— THE EXERCISE —
Can you convert the material into a Markdown table with the columns Row and Line? Begin at the line that contains "725, 849, 740]", stop after the line that contains "328, 174, 340]", number each row, and leave out blank lines.

(Layout annotation material)
==============================
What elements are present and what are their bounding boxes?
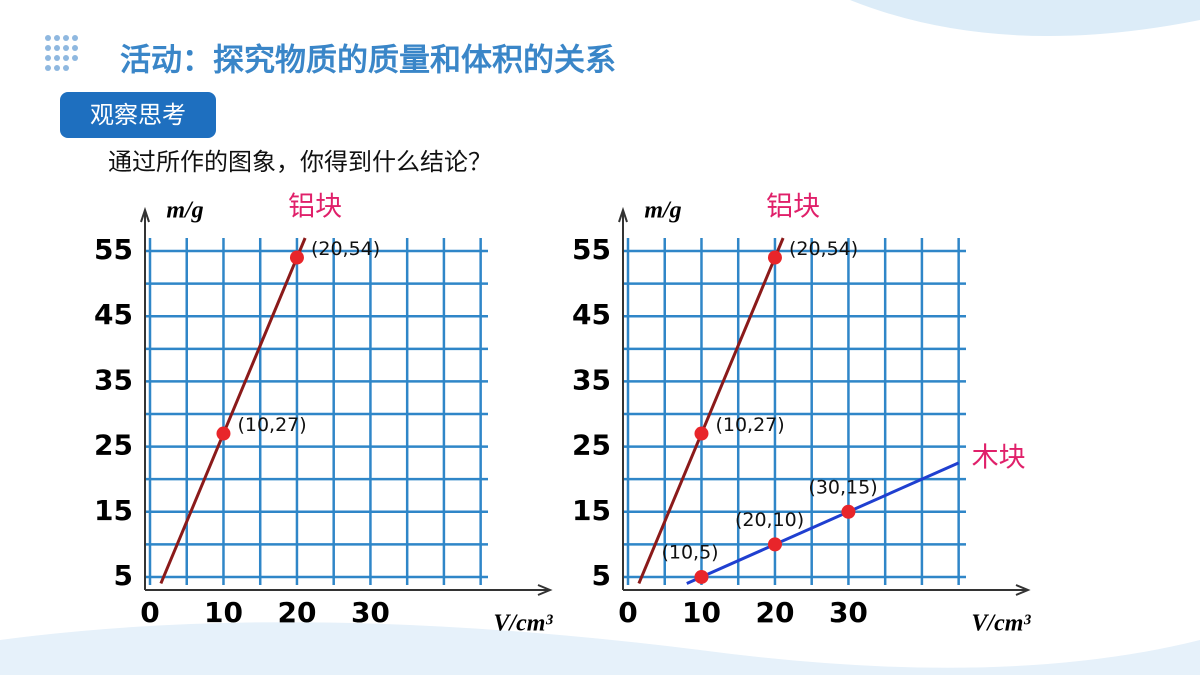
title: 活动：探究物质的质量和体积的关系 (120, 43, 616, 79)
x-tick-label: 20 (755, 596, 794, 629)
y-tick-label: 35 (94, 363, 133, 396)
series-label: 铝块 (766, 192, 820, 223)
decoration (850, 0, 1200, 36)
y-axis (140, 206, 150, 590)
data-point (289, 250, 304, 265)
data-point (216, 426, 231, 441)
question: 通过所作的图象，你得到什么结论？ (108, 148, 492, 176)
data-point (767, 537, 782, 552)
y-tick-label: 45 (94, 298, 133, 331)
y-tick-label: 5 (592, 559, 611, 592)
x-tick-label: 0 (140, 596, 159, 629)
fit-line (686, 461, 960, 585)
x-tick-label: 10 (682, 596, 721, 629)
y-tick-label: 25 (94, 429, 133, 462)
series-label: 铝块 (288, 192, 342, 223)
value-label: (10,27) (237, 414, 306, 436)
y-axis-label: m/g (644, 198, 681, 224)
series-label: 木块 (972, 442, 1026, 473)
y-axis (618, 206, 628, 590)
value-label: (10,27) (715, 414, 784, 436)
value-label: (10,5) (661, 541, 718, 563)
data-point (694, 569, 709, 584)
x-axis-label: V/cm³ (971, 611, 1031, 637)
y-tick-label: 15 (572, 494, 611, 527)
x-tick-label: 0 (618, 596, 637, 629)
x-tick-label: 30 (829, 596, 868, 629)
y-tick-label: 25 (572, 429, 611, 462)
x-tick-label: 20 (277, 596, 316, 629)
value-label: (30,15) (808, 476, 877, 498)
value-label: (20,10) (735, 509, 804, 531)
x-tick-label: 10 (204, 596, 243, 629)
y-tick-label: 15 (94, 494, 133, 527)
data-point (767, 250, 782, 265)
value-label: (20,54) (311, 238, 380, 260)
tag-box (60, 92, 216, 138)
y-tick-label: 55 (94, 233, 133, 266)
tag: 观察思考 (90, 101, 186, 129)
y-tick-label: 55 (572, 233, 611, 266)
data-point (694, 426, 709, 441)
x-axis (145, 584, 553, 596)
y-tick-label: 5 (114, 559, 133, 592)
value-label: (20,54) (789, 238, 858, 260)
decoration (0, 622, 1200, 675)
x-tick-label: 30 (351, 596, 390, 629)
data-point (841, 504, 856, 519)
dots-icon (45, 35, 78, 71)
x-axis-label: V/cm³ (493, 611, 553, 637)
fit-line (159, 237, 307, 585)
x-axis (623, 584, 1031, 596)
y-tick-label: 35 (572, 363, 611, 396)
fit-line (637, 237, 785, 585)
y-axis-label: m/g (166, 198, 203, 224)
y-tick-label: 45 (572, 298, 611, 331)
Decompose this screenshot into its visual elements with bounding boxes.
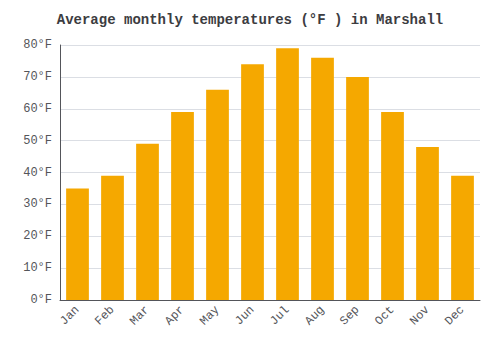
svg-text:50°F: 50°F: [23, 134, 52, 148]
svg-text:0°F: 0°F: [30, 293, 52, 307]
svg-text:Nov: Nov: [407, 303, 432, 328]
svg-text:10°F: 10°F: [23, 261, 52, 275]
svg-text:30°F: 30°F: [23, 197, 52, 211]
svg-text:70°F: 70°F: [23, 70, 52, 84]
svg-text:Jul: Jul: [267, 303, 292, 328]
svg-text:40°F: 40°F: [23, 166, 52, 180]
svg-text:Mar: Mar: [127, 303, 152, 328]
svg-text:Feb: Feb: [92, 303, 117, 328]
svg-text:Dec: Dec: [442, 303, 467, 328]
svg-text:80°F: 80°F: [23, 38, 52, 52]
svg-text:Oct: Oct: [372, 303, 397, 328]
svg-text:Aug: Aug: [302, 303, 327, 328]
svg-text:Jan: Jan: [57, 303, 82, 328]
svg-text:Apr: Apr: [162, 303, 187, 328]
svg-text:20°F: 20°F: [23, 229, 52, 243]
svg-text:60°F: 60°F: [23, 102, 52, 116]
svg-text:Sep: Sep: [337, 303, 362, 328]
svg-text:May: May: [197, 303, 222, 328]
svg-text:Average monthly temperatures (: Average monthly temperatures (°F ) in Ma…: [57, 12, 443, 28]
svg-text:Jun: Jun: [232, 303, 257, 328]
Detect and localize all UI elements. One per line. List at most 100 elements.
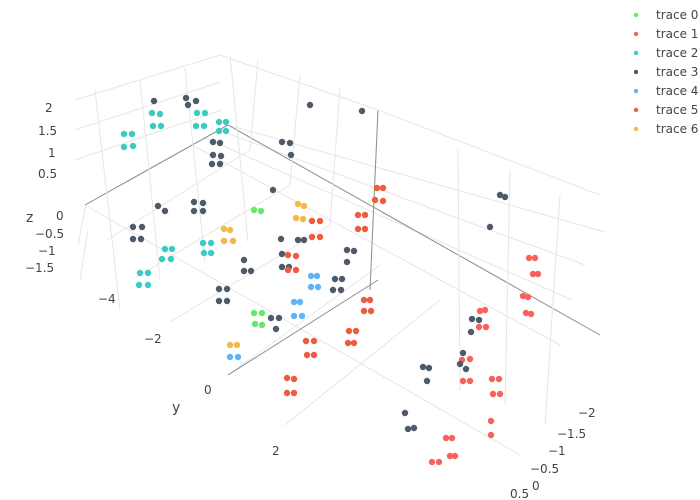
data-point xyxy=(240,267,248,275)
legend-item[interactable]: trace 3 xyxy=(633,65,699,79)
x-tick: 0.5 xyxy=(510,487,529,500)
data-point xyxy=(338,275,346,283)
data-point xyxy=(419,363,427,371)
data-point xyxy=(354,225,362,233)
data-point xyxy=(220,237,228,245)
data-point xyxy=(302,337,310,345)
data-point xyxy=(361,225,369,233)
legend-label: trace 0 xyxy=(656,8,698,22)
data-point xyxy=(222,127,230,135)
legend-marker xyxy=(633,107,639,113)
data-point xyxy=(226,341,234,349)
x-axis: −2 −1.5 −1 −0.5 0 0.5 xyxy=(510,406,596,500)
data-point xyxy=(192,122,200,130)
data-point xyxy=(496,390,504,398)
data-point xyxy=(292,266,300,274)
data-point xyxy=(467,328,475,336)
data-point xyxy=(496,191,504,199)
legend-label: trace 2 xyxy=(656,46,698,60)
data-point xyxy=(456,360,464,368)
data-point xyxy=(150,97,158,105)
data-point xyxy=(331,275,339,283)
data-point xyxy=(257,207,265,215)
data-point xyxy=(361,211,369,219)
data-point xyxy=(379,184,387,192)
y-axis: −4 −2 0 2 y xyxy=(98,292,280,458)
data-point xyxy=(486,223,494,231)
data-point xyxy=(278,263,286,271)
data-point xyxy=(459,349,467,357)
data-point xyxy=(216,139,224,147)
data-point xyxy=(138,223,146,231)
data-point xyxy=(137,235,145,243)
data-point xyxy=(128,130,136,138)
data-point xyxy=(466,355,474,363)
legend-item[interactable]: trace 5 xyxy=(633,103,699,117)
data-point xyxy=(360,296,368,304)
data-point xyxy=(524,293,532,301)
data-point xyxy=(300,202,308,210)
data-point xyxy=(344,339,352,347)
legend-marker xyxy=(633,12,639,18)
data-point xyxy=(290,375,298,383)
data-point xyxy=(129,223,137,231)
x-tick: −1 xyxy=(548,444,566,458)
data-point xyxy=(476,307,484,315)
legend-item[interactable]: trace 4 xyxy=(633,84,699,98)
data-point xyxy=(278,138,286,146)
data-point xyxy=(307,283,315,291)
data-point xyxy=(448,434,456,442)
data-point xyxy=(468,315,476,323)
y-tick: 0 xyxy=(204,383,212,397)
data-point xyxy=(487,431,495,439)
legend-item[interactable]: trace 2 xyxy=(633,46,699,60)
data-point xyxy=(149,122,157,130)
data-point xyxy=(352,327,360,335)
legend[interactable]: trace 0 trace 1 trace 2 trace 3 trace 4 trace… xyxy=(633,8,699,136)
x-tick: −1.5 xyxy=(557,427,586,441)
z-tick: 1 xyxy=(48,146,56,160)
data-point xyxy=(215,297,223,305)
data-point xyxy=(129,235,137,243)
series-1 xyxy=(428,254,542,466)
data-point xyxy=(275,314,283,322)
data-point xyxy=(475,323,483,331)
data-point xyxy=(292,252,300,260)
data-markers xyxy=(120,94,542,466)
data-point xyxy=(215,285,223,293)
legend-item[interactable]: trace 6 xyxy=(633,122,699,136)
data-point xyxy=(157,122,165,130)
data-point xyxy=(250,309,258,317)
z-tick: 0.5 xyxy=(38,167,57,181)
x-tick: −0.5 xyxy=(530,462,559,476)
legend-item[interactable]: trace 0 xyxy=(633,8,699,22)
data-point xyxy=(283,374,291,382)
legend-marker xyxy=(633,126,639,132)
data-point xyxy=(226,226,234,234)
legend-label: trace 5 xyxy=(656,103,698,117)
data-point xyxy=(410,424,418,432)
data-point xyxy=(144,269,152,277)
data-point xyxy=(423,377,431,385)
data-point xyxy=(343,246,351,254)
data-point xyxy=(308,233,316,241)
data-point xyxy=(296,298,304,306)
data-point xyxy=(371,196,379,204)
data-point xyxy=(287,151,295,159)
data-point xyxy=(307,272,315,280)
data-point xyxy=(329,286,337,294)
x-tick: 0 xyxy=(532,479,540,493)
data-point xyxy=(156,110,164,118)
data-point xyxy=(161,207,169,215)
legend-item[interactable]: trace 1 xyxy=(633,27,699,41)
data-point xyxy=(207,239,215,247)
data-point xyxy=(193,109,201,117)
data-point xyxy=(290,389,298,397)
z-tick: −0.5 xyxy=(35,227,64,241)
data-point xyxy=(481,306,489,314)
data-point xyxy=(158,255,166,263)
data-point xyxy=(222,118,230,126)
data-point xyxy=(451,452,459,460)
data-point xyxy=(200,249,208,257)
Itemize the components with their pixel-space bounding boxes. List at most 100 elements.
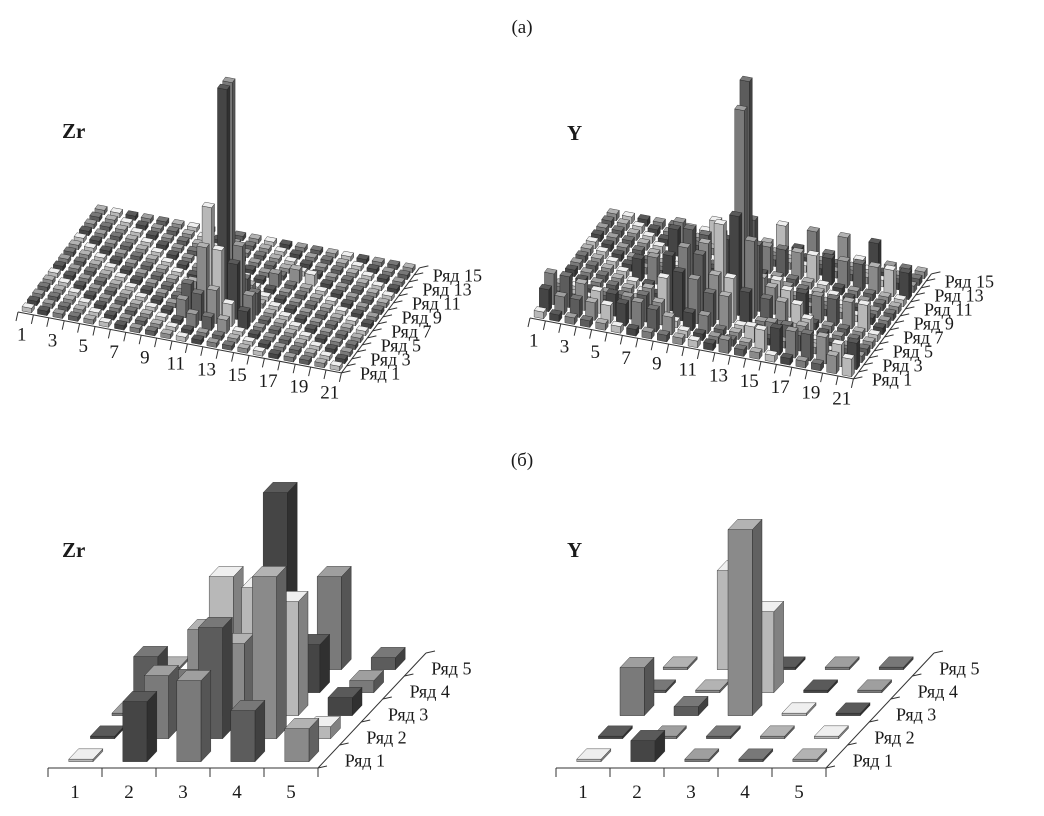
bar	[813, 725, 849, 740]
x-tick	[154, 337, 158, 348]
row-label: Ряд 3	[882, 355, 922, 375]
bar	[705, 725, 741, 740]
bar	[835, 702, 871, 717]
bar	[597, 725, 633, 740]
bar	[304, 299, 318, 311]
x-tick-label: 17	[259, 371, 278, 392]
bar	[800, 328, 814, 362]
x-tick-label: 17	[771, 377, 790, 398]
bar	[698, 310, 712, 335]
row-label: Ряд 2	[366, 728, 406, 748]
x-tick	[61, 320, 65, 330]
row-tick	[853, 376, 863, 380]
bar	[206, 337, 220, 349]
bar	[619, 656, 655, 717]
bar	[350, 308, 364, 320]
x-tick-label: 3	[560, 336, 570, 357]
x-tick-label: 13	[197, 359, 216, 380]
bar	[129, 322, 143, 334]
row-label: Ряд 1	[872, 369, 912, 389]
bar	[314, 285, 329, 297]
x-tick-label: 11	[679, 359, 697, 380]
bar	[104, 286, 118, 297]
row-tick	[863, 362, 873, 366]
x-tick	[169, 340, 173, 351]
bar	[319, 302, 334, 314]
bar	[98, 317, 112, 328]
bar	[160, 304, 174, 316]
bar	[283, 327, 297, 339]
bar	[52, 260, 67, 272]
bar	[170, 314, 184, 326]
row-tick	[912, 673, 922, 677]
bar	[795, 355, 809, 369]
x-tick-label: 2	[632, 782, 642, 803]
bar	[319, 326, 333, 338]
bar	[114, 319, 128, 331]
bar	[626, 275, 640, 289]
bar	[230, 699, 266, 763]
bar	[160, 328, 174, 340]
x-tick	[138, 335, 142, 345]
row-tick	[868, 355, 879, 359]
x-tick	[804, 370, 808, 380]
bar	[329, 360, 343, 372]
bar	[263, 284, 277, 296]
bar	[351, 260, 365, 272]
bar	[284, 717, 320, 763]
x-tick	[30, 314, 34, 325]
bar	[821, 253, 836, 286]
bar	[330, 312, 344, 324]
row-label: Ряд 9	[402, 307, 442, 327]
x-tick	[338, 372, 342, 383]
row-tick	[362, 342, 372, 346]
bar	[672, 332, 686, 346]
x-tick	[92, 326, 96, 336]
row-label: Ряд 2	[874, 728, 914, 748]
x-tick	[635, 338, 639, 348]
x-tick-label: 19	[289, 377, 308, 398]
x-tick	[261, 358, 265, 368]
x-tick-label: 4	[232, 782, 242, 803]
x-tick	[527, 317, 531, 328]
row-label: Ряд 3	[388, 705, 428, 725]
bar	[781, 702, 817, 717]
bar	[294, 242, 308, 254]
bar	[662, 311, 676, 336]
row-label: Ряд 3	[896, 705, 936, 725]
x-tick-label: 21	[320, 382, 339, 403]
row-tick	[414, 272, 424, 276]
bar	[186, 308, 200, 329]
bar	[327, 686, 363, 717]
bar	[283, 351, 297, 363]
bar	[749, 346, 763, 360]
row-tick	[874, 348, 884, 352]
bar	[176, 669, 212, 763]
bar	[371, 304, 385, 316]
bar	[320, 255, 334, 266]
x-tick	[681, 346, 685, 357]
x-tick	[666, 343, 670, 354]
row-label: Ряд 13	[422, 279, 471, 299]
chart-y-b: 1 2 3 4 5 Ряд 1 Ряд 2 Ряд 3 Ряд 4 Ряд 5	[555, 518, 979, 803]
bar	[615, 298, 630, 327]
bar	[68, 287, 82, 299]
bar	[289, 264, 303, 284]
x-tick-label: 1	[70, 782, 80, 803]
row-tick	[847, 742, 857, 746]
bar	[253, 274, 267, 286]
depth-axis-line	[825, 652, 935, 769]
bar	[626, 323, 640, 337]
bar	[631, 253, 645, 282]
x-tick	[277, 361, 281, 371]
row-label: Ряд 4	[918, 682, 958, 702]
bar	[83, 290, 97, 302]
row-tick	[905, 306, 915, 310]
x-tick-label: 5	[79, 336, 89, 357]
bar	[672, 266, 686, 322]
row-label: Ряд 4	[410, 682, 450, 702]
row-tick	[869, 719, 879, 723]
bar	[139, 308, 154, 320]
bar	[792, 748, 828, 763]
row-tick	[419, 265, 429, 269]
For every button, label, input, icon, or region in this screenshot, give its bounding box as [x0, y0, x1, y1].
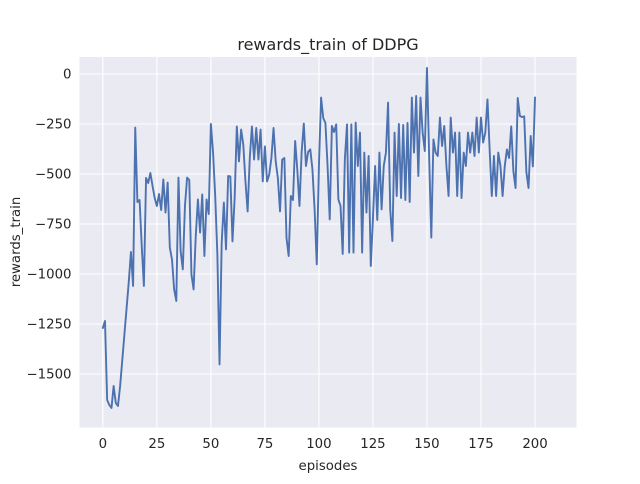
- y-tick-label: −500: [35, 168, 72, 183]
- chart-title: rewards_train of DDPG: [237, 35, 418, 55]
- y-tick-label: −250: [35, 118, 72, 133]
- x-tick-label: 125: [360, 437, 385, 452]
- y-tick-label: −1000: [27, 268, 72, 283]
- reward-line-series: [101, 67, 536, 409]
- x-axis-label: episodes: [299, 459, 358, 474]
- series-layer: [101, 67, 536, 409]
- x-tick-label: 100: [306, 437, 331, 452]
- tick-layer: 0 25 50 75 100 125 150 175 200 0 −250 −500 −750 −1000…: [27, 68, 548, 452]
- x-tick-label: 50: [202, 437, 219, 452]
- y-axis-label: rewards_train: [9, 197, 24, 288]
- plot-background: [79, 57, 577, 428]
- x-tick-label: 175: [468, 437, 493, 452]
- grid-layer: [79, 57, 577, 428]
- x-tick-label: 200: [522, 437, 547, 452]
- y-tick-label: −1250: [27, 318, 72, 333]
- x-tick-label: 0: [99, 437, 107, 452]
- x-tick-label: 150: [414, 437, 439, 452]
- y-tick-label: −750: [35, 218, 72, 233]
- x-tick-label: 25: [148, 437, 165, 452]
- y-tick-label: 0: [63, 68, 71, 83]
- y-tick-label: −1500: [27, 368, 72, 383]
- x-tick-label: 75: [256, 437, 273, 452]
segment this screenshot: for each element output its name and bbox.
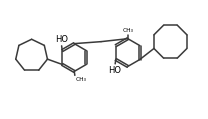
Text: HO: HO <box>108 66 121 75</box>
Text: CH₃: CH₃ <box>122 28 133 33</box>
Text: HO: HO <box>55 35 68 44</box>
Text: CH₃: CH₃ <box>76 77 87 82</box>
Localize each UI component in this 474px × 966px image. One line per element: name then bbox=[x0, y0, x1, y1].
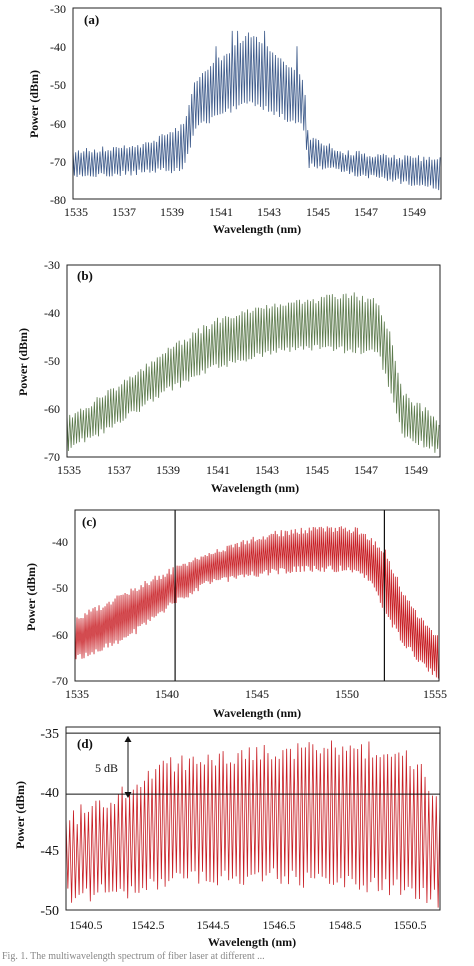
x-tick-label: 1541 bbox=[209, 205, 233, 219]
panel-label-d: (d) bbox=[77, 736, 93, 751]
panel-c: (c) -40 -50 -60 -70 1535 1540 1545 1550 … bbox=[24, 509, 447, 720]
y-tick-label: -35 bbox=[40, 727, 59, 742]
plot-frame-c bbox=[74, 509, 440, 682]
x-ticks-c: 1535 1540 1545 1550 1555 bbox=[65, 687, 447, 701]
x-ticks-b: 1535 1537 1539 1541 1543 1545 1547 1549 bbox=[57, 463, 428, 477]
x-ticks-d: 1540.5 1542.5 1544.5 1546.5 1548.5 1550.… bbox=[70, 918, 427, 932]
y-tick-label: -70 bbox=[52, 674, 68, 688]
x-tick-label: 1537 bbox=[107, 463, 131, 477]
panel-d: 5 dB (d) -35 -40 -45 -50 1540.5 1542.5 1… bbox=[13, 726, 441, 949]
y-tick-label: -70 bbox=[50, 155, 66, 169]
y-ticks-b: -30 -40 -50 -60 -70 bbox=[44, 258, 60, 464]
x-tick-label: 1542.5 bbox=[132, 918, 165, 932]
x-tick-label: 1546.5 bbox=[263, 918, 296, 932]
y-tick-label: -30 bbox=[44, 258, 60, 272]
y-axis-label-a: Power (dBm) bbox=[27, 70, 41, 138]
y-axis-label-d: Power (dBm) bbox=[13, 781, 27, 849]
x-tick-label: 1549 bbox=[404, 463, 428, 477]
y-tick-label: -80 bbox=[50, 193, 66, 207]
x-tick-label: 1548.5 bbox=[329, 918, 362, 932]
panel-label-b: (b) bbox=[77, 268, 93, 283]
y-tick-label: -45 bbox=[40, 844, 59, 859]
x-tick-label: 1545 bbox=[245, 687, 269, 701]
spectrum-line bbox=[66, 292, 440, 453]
==============================
— RESPONSE TO THIS EXERCISE —
| Row | Line |
|---|---|
| 1 | bar	[813, 725, 849, 740] |
| 2 | x-tick	[154, 337, 158, 348] |
| 3 | row-label: Ряд 3	[882, 355, 922, 375] |
| 4 | bar	[705, 725, 741, 740] |
| 5 | bar	[835, 702, 871, 717] |
| 6 | bar	[597, 725, 633, 740] |
| 7 | bar	[304, 299, 318, 311] |
| 8 | x-tick-label: 17	[259, 371, 278, 392] |
| 9 | bar	[800, 328, 814, 362] |
| 10 | x-tick-label: 17	[771, 377, 790, 398] |
| 11 | bar	[698, 310, 712, 335] |
| 12 | row-label: Ряд 2	[366, 728, 406, 748] |
| 13 | x-tick	[61, 320, 65, 330] |
| 14 | row-tick	[853, 376, 863, 380] |
| 15 | bar	[206, 337, 220, 349] |
| 16 | bar	[619, 656, 655, 717] |
| 17 | bar	[350, 308, 364, 320] |
| 18 | x-tick-label: 3	[560, 336, 570, 357] |
| 19 | x-tick-label: 13	[197, 359, 216, 380] |
| 20 | bar	[129, 322, 143, 334] |
| 21 | row-label: Ряд 1	[872, 369, 912, 389] |
| 22 | bar	[314, 285, 329, 297] |
| 23 | x-tick-label: 11	[679, 359, 697, 380] |
| 24 | bar	[104, 286, 118, 297] |
| 25 | row-tick	[863, 362, 873, 366] |
| 26 | x-tick	[169, 340, 173, 351] |
| 27 | bar	[319, 302, 334, 314] |
| 28 | bar	[98, 317, 112, 328] |
| 29 | bar	[160, 304, 174, 316] |
| 30 | bar	[283, 327, 297, 339] |
| 31 | bar	[52, 260, 67, 272] |
| 32 | bar	[170, 314, 184, 326] |
| 33 | row-tick	[912, 673, 922, 677] |
| 34 | bar	[795, 355, 809, 369] |
| 35 | x-tick-label: 2	[632, 782, 642, 803] |
| 36 | bar	[319, 326, 333, 338] |
| 37 | bar	[114, 319, 128, 331] |
| 38 | bar	[626, 275, 640, 289] |
| 39 | bar	[230, 699, 266, 763] |
| 40 | bar	[160, 328, 174, 340] |